[Records about charts and figures]

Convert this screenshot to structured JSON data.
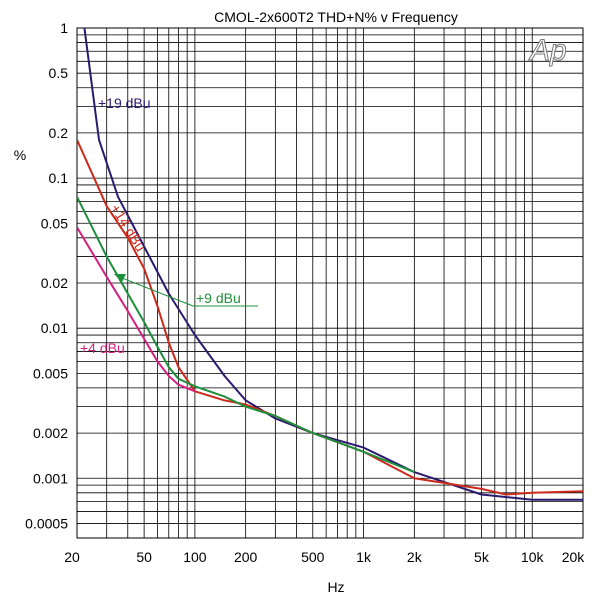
{
  "chart_data": {
    "type": "line",
    "title": "CMOL-2x600T2  THD+N% v Frequency",
    "xlabel": "Hz",
    "ylabel": "%",
    "xscale": "log",
    "yscale": "log",
    "xlim": [
      20,
      20000
    ],
    "ylim": [
      0.0004,
      1
    ],
    "grid": true,
    "x_ticks": [
      {
        "value": 20,
        "label": "20"
      },
      {
        "value": 50,
        "label": "50"
      },
      {
        "value": 100,
        "label": "100"
      },
      {
        "value": 200,
        "label": "200"
      },
      {
        "value": 500,
        "label": "500"
      },
      {
        "value": 1000,
        "label": "1k"
      },
      {
        "value": 2000,
        "label": "2k"
      },
      {
        "value": 5000,
        "label": "5k"
      },
      {
        "value": 10000,
        "label": "10k"
      },
      {
        "value": 20000,
        "label": "20k"
      }
    ],
    "y_ticks": [
      {
        "value": 1,
        "label": "1"
      },
      {
        "value": 0.5,
        "label": "0.5"
      },
      {
        "value": 0.2,
        "label": "0.2"
      },
      {
        "value": 0.1,
        "label": "0.1"
      },
      {
        "value": 0.05,
        "label": "0.05"
      },
      {
        "value": 0.02,
        "label": "0.02"
      },
      {
        "value": 0.01,
        "label": "0.01"
      },
      {
        "value": 0.005,
        "label": "0.005"
      },
      {
        "value": 0.002,
        "label": "0.002"
      },
      {
        "value": 0.001,
        "label": "0.001"
      },
      {
        "value": 0.0005,
        "label": "0.0005"
      }
    ],
    "series": [
      {
        "name": "+19 dBu",
        "color": "#2b1a6e",
        "x": [
          22,
          27,
          35,
          50,
          70,
          100,
          150,
          200,
          300,
          500,
          1000,
          2000,
          5000,
          10000,
          20000
        ],
        "y": [
          1.05,
          0.18,
          0.075,
          0.035,
          0.017,
          0.009,
          0.0048,
          0.0033,
          0.0025,
          0.002,
          0.0016,
          0.0011,
          0.00078,
          0.00072,
          0.00072
        ]
      },
      {
        "name": "+14 dBu",
        "color": "#cc2a1a",
        "x": [
          20,
          30,
          40,
          50,
          60,
          70,
          80,
          100,
          150,
          200,
          300,
          500,
          1000,
          2000,
          5000,
          7000,
          10000,
          20000
        ],
        "y": [
          0.18,
          0.065,
          0.04,
          0.025,
          0.014,
          0.008,
          0.0055,
          0.0038,
          0.0033,
          0.0031,
          0.0026,
          0.002,
          0.0015,
          0.001,
          0.00085,
          0.00078,
          0.0008,
          0.00082
        ]
      },
      {
        "name": "+9 dBu",
        "color": "#1e8f3a",
        "x": [
          20,
          30,
          40,
          50,
          60,
          70,
          80,
          100,
          150,
          200,
          300,
          500,
          1000,
          2000
        ],
        "y": [
          0.075,
          0.03,
          0.017,
          0.011,
          0.0075,
          0.0055,
          0.0046,
          0.0041,
          0.0035,
          0.003,
          0.0026,
          0.002,
          0.0015,
          0.0011
        ]
      },
      {
        "name": "+4 dBu",
        "color": "#d4207f",
        "x": [
          20,
          30,
          40,
          50,
          60,
          70,
          80,
          100
        ],
        "y": [
          0.047,
          0.022,
          0.013,
          0.0085,
          0.006,
          0.0048,
          0.0042,
          0.0038
        ]
      }
    ],
    "annotations": [
      {
        "text": "+19 dBu",
        "color": "#2b1a6e"
      },
      {
        "text": "+14 dBu",
        "color": "#cc2a1a"
      },
      {
        "text": "+9 dBu",
        "color": "#1e8f3a"
      },
      {
        "text": "+4 dBu",
        "color": "#d4207f"
      }
    ],
    "logo_text": "Ap"
  }
}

> Problem requirements: Skipping the pictures, transcribe each line above exactly as it appears.

> Finished answer:
Convert this screenshot to structured JSON data.
{
  "chart_data": {
    "type": "line",
    "title": "CMOL-2x600T2  THD+N% v Frequency",
    "xlabel": "Hz",
    "ylabel": "%",
    "xscale": "log",
    "yscale": "log",
    "xlim": [
      20,
      20000
    ],
    "ylim": [
      0.0004,
      1
    ],
    "grid": true,
    "x_ticks": [
      {
        "value": 20,
        "label": "20"
      },
      {
        "value": 50,
        "label": "50"
      },
      {
        "value": 100,
        "label": "100"
      },
      {
        "value": 200,
        "label": "200"
      },
      {
        "value": 500,
        "label": "500"
      },
      {
        "value": 1000,
        "label": "1k"
      },
      {
        "value": 2000,
        "label": "2k"
      },
      {
        "value": 5000,
        "label": "5k"
      },
      {
        "value": 10000,
        "label": "10k"
      },
      {
        "value": 20000,
        "label": "20k"
      }
    ],
    "y_ticks": [
      {
        "value": 1,
        "label": "1"
      },
      {
        "value": 0.5,
        "label": "0.5"
      },
      {
        "value": 0.2,
        "label": "0.2"
      },
      {
        "value": 0.1,
        "label": "0.1"
      },
      {
        "value": 0.05,
        "label": "0.05"
      },
      {
        "value": 0.02,
        "label": "0.02"
      },
      {
        "value": 0.01,
        "label": "0.01"
      },
      {
        "value": 0.005,
        "label": "0.005"
      },
      {
        "value": 0.002,
        "label": "0.002"
      },
      {
        "value": 0.001,
        "label": "0.001"
      },
      {
        "value": 0.0005,
        "label": "0.0005"
      }
    ],
    "series": [
      {
        "name": "+19 dBu",
        "color": "#2b1a6e",
        "x": [
          22,
          27,
          35,
          50,
          70,
          100,
          150,
          200,
          300,
          500,
          1000,
          2000,
          5000,
          10000,
          20000
        ],
        "y": [
          1.05,
          0.18,
          0.075,
          0.035,
          0.017,
          0.009,
          0.0048,
          0.0033,
          0.0025,
          0.002,
          0.0016,
          0.0011,
          0.00078,
          0.00072,
          0.00072
        ]
      },
      {
        "name": "+14 dBu",
        "color": "#cc2a1a",
        "x": [
          20,
          30,
          40,
          50,
          60,
          70,
          80,
          100,
          150,
          200,
          300,
          500,
          1000,
          2000,
          5000,
          7000,
          10000,
          20000
        ],
        "y": [
          0.18,
          0.065,
          0.04,
          0.025,
          0.014,
          0.008,
          0.0055,
          0.0038,
          0.0033,
          0.0031,
          0.0026,
          0.002,
          0.0015,
          0.001,
          0.00085,
          0.00078,
          0.0008,
          0.00082
        ]
      },
      {
        "name": "+9 dBu",
        "color": "#1e8f3a",
        "x": [
          20,
          30,
          40,
          50,
          60,
          70,
          80,
          100,
          150,
          200,
          300,
          500,
          1000,
          2000
        ],
        "y": [
          0.075,
          0.03,
          0.017,
          0.011,
          0.0075,
          0.0055,
          0.0046,
          0.0041,
          0.0035,
          0.003,
          0.0026,
          0.002,
          0.0015,
          0.0011
        ]
      },
      {
        "name": "+4 dBu",
        "color": "#d4207f",
        "x": [
          20,
          30,
          40,
          50,
          60,
          70,
          80,
          100
        ],
        "y": [
          0.047,
          0.022,
          0.013,
          0.0085,
          0.006,
          0.0048,
          0.0042,
          0.0038
        ]
      }
    ],
    "annotations": [
      {
        "text": "+19 dBu",
        "color": "#2b1a6e"
      },
      {
        "text": "+14 dBu",
        "color": "#cc2a1a"
      },
      {
        "text": "+9 dBu",
        "color": "#1e8f3a"
      },
      {
        "text": "+4 dBu",
        "color": "#d4207f"
      }
    ],
    "logo_text": "Ap"
  }
}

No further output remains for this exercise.